:: Task details ::
Write out the records below word for word, please.

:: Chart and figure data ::
******
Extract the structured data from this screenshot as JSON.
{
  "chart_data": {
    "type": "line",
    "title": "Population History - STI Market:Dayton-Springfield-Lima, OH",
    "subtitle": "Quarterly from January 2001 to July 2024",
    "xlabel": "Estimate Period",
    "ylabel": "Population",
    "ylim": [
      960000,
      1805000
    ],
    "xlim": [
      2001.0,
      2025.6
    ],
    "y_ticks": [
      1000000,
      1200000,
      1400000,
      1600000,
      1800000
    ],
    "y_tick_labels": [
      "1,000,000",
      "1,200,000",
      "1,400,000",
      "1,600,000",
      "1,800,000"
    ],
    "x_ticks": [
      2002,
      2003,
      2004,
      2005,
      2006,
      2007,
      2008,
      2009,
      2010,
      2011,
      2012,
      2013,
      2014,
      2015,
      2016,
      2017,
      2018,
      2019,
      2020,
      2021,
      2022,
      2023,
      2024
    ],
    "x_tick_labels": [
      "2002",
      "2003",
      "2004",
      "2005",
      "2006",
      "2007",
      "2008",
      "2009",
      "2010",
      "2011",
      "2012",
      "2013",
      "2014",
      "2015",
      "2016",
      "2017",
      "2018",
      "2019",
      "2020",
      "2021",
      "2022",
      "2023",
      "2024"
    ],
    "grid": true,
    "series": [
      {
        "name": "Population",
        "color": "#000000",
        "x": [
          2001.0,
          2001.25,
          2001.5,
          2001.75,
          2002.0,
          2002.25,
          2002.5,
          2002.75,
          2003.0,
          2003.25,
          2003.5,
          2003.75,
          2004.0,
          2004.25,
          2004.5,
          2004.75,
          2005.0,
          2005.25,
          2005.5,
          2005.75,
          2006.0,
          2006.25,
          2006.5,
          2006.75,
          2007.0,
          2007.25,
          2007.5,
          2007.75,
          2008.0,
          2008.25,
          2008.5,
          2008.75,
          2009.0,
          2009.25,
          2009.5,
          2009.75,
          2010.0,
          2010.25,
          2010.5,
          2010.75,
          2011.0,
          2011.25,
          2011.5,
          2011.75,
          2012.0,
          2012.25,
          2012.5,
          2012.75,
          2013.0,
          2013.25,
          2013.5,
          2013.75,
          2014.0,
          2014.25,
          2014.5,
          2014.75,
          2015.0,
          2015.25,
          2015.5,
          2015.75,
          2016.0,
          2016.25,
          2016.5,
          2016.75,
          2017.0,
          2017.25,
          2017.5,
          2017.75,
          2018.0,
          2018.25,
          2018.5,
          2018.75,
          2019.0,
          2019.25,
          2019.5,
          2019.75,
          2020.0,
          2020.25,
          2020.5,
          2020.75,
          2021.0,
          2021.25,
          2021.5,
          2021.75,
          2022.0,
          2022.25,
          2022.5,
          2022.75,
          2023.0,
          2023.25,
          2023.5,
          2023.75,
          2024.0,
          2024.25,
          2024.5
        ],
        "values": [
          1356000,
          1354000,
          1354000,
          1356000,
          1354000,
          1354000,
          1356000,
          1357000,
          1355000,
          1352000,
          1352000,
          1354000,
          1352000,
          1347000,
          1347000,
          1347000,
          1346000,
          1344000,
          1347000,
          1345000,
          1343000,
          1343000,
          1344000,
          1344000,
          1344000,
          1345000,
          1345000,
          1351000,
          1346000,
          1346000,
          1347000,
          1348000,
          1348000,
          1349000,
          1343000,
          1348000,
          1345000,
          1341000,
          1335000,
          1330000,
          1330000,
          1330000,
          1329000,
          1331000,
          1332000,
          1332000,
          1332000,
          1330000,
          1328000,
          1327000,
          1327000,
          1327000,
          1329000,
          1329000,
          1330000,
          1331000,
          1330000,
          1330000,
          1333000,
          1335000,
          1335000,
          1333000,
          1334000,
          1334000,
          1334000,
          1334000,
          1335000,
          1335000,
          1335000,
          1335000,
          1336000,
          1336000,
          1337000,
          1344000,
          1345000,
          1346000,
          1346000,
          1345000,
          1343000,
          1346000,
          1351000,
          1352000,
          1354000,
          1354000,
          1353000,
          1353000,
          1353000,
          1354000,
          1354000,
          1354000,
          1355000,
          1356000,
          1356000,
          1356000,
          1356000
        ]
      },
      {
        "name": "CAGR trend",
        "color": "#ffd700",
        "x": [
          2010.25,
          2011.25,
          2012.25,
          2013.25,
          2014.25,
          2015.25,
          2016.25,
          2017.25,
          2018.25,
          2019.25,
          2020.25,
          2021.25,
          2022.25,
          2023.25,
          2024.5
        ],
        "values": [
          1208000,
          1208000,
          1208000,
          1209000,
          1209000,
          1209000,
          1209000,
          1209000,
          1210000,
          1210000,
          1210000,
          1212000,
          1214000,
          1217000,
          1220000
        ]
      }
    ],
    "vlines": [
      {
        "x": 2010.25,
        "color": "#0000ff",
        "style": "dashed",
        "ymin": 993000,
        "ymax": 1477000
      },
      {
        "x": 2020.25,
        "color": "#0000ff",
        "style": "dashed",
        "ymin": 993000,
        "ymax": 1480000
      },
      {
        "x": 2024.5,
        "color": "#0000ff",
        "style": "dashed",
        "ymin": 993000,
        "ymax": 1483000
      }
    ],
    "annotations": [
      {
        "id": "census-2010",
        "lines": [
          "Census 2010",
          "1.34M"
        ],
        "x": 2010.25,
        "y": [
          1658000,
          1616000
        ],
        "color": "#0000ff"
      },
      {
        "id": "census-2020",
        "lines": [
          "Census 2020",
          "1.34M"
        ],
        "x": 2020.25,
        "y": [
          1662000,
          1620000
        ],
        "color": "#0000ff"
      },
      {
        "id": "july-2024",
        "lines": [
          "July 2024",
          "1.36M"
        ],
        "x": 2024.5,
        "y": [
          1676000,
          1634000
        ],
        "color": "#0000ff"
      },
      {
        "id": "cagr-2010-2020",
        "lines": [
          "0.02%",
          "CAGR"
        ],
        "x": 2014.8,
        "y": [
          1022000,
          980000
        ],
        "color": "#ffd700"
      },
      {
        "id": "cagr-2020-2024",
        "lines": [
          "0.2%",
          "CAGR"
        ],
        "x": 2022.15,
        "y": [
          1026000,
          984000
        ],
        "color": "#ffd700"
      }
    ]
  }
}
******
:: Exercise answer ::
Extract the structured data from this screenshot as JSON.
{
  "chart_data": {
    "type": "line",
    "title": "Population History - STI Market:Dayton-Springfield-Lima, OH",
    "subtitle": "Quarterly from January 2001 to July 2024",
    "xlabel": "Estimate Period",
    "ylabel": "Population",
    "ylim": [
      960000,
      1805000
    ],
    "xlim": [
      2001.0,
      2025.6
    ],
    "y_ticks": [
      1000000,
      1200000,
      1400000,
      1600000,
      1800000
    ],
    "y_tick_labels": [
      "1,000,000",
      "1,200,000",
      "1,400,000",
      "1,600,000",
      "1,800,000"
    ],
    "x_ticks": [
      2002,
      2003,
      2004,
      2005,
      2006,
      2007,
      2008,
      2009,
      2010,
      2011,
      2012,
      2013,
      2014,
      2015,
      2016,
      2017,
      2018,
      2019,
      2020,
      2021,
      2022,
      2023,
      2024
    ],
    "x_tick_labels": [
      "2002",
      "2003",
      "2004",
      "2005",
      "2006",
      "2007",
      "2008",
      "2009",
      "2010",
      "2011",
      "2012",
      "2013",
      "2014",
      "2015",
      "2016",
      "2017",
      "2018",
      "2019",
      "2020",
      "2021",
      "2022",
      "2023",
      "2024"
    ],
    "grid": true,
    "series": [
      {
        "name": "Population",
        "color": "#000000",
        "x": [
          2001.0,
          2001.25,
          2001.5,
          2001.75,
          2002.0,
          2002.25,
          2002.5,
          2002.75,
          2003.0,
          2003.25,
          2003.5,
          2003.75,
          2004.0,
          2004.25,
          2004.5,
          2004.75,
          2005.0,
          2005.25,
          2005.5,
          2005.75,
          2006.0,
          2006.25,
          2006.5,
          2006.75,
          2007.0,
          2007.25,
          2007.5,
          2007.75,
          2008.0,
          2008.25,
          2008.5,
          2008.75,
          2009.0,
          2009.25,
          2009.5,
          2009.75,
          2010.0,
          2010.25,
          2010.5,
          2010.75,
          2011.0,
          2011.25,
          2011.5,
          2011.75,
          2012.0,
          2012.25,
          2012.5,
          2012.75,
          2013.0,
          2013.25,
          2013.5,
          2013.75,
          2014.0,
          2014.25,
          2014.5,
          2014.75,
          2015.0,
          2015.25,
          2015.5,
          2015.75,
          2016.0,
          2016.25,
          2016.5,
          2016.75,
          2017.0,
          2017.25,
          2017.5,
          2017.75,
          2018.0,
          2018.25,
          2018.5,
          2018.75,
          2019.0,
          2019.25,
          2019.5,
          2019.75,
          2020.0,
          2020.25,
          2020.5,
          2020.75,
          2021.0,
          2021.25,
          2021.5,
          2021.75,
          2022.0,
          2022.25,
          2022.5,
          2022.75,
          2023.0,
          2023.25,
          2023.5,
          2023.75,
          2024.0,
          2024.25,
          2024.5
        ],
        "values": [
          1356000,
          1354000,
          1354000,
          1356000,
          1354000,
          1354000,
          1356000,
          1357000,
          1355000,
          1352000,
          1352000,
          1354000,
          1352000,
          1347000,
          1347000,
          1347000,
          1346000,
          1344000,
          1347000,
          1345000,
          1343000,
          1343000,
          1344000,
          1344000,
          1344000,
          1345000,
          1345000,
          1351000,
          1346000,
          1346000,
          1347000,
          1348000,
          1348000,
          1349000,
          1343000,
          1348000,
          1345000,
          1341000,
          1335000,
          1330000,
          1330000,
          1330000,
          1329000,
          1331000,
          1332000,
          1332000,
          1332000,
          1330000,
          1328000,
          1327000,
          1327000,
          1327000,
          1329000,
          1329000,
          1330000,
          1331000,
          1330000,
          1330000,
          1333000,
          1335000,
          1335000,
          1333000,
          1334000,
          1334000,
          1334000,
          1334000,
          1335000,
          1335000,
          1335000,
          1335000,
          1336000,
          1336000,
          1337000,
          1344000,
          1345000,
          1346000,
          1346000,
          1345000,
          1343000,
          1346000,
          1351000,
          1352000,
          1354000,
          1354000,
          1353000,
          1353000,
          1353000,
          1354000,
          1354000,
          1354000,
          1355000,
          1356000,
          1356000,
          1356000,
          1356000
        ]
      },
      {
        "name": "CAGR trend",
        "color": "#ffd700",
        "x": [
          2010.25,
          2011.25,
          2012.25,
          2013.25,
          2014.25,
          2015.25,
          2016.25,
          2017.25,
          2018.25,
          2019.25,
          2020.25,
          2021.25,
          2022.25,
          2023.25,
          2024.5
        ],
        "values": [
          1208000,
          1208000,
          1208000,
          1209000,
          1209000,
          1209000,
          1209000,
          1209000,
          1210000,
          1210000,
          1210000,
          1212000,
          1214000,
          1217000,
          1220000
        ]
      }
    ],
    "vlines": [
      {
        "x": 2010.25,
        "color": "#0000ff",
        "style": "dashed",
        "ymin": 993000,
        "ymax": 1477000
      },
      {
        "x": 2020.25,
        "color": "#0000ff",
        "style": "dashed",
        "ymin": 993000,
        "ymax": 1480000
      },
      {
        "x": 2024.5,
        "color": "#0000ff",
        "style": "dashed",
        "ymin": 993000,
        "ymax": 1483000
      }
    ],
    "annotations": [
      {
        "id": "census-2010",
        "lines": [
          "Census 2010",
          "1.34M"
        ],
        "x": 2010.25,
        "y": [
          1658000,
          1616000
        ],
        "color": "#0000ff"
      },
      {
        "id": "census-2020",
        "lines": [
          "Census 2020",
          "1.34M"
        ],
        "x": 2020.25,
        "y": [
          1662000,
          1620000
        ],
        "color": "#0000ff"
      },
      {
        "id": "july-2024",
        "lines": [
          "July 2024",
          "1.36M"
        ],
        "x": 2024.5,
        "y": [
          1676000,
          1634000
        ],
        "color": "#0000ff"
      },
      {
        "id": "cagr-2010-2020",
        "lines": [
          "0.02%",
          "CAGR"
        ],
        "x": 2014.8,
        "y": [
          1022000,
          980000
        ],
        "color": "#ffd700"
      },
      {
        "id": "cagr-2020-2024",
        "lines": [
          "0.2%",
          "CAGR"
        ],
        "x": 2022.15,
        "y": [
          1026000,
          984000
        ],
        "color": "#ffd700"
      }
    ]
  }
}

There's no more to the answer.